• **Task brief**: Note each line of the listing that contains the string "tazga", and copy it.

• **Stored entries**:

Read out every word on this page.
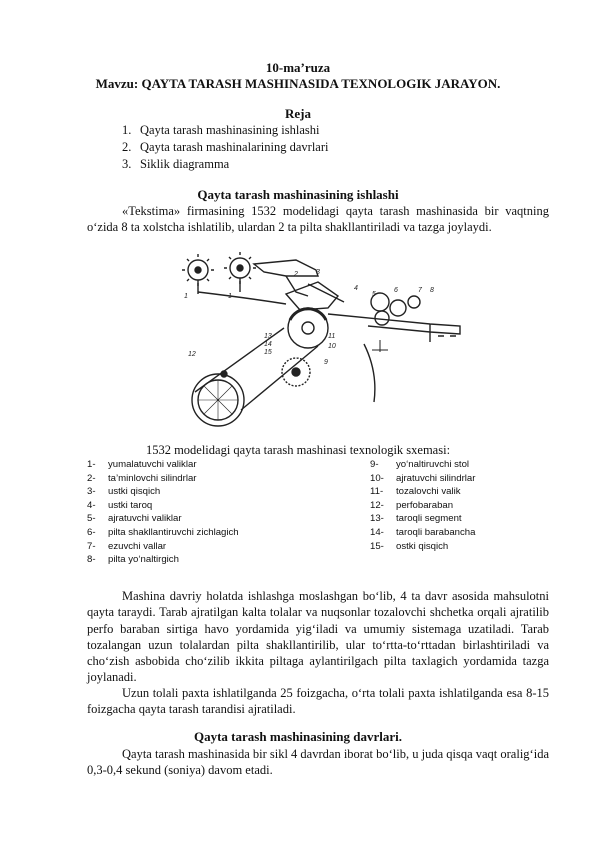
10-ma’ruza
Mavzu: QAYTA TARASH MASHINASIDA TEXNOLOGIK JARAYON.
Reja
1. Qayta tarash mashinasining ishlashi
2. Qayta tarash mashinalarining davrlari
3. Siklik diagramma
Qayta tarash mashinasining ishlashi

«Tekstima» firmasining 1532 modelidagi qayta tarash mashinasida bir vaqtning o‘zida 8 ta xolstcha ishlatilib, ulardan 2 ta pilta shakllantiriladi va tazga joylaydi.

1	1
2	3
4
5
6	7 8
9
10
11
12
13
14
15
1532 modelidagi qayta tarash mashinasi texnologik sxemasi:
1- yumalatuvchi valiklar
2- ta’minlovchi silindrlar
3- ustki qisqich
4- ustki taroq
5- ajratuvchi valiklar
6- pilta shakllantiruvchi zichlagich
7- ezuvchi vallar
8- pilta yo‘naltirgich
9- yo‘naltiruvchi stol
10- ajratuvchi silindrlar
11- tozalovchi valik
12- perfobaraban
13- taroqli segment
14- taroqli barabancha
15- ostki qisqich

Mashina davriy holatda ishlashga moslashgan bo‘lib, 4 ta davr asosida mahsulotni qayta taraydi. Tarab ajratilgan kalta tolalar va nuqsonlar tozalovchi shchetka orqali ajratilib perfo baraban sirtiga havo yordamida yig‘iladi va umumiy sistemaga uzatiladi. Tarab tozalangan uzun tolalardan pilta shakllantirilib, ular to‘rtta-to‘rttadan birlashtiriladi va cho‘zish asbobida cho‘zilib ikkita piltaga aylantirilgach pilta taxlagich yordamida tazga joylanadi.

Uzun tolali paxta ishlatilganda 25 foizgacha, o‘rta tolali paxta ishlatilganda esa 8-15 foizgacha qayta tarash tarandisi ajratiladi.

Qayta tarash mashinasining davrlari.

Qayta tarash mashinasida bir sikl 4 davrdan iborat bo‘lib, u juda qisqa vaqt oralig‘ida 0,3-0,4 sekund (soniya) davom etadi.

==

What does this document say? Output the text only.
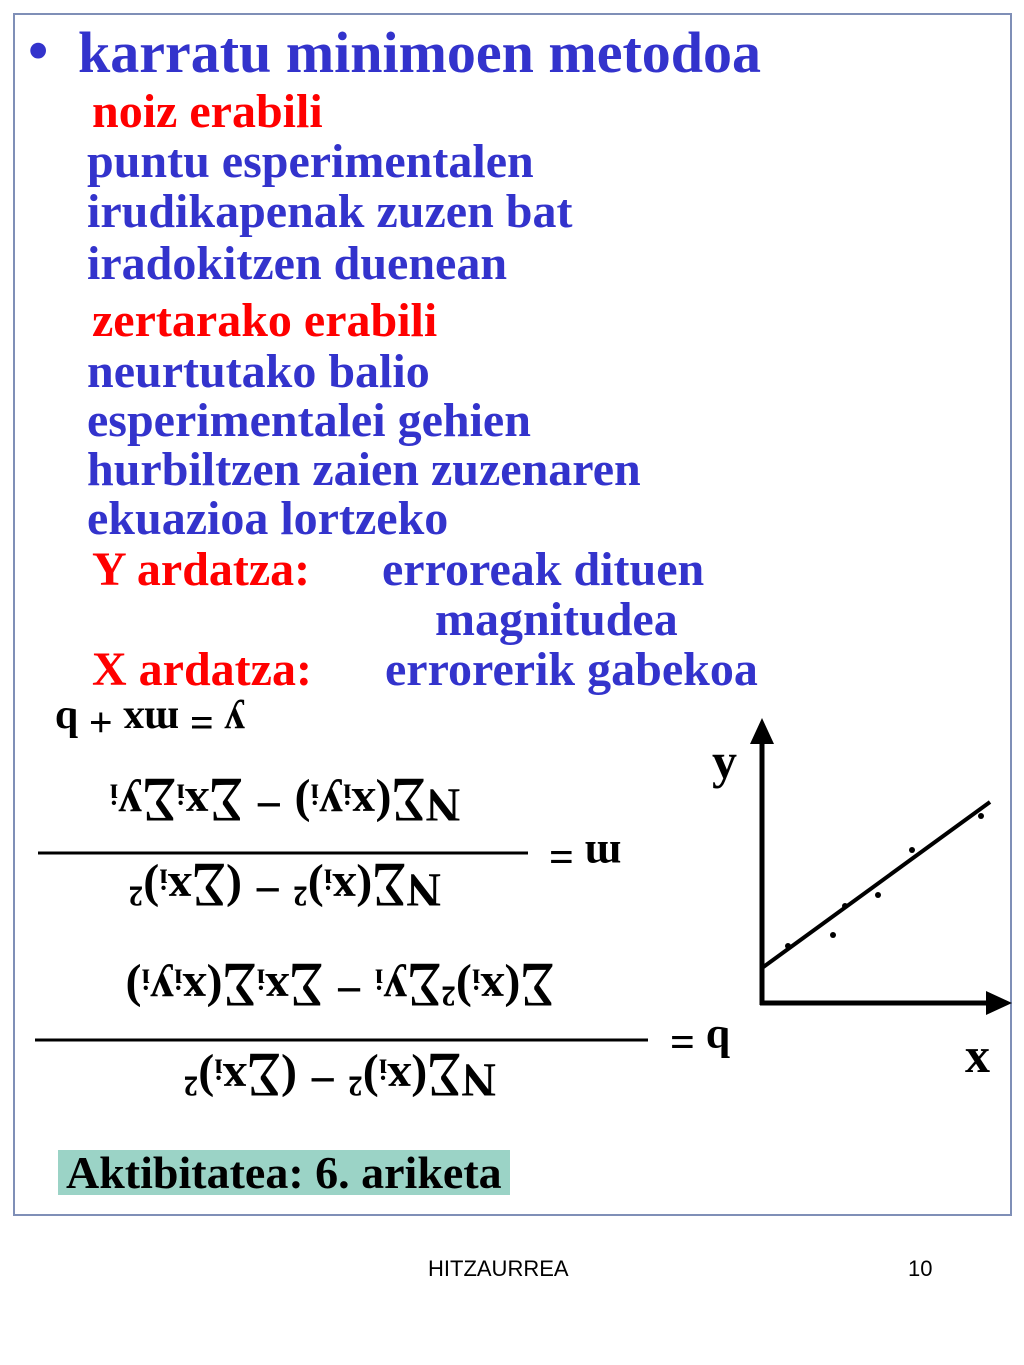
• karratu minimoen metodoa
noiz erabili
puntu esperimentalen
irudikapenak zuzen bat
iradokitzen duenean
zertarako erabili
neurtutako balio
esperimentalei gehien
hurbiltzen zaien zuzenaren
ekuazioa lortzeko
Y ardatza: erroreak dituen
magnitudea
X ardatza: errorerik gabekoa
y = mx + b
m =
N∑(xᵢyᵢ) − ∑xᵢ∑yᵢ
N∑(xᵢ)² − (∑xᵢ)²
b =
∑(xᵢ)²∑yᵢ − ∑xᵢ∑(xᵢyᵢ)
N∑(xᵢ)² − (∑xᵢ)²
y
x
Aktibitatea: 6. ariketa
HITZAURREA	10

• **Task response**:
«Tekstima» firmasining 1532 modelidagi qayta tarash mashinasida bir vaqtning o‘zida 8 ta xolstcha ishlatilib, ulardan 2 ta pilta shakllantiriladi va tazga joylaydi.
Mashina davriy holatda ishlashga moslashgan bo‘lib, 4 ta davr asosida mahsulotni qayta taraydi. Tarab ajratilgan kalta tolalar va nuqsonlar tozalovchi shchetka orqali ajratilib perfo baraban sirtiga havo yordamida yig‘iladi va umumiy sistemaga uzatiladi. Tarab tozalangan uzun tolalardan pilta shakllantirilib, ular to‘rtta-to‘rttadan birlashtiriladi va cho‘zish asbobida cho‘zilib ikkita piltaga aylantirilgach pilta taxlagich yordamida tazga joylanadi.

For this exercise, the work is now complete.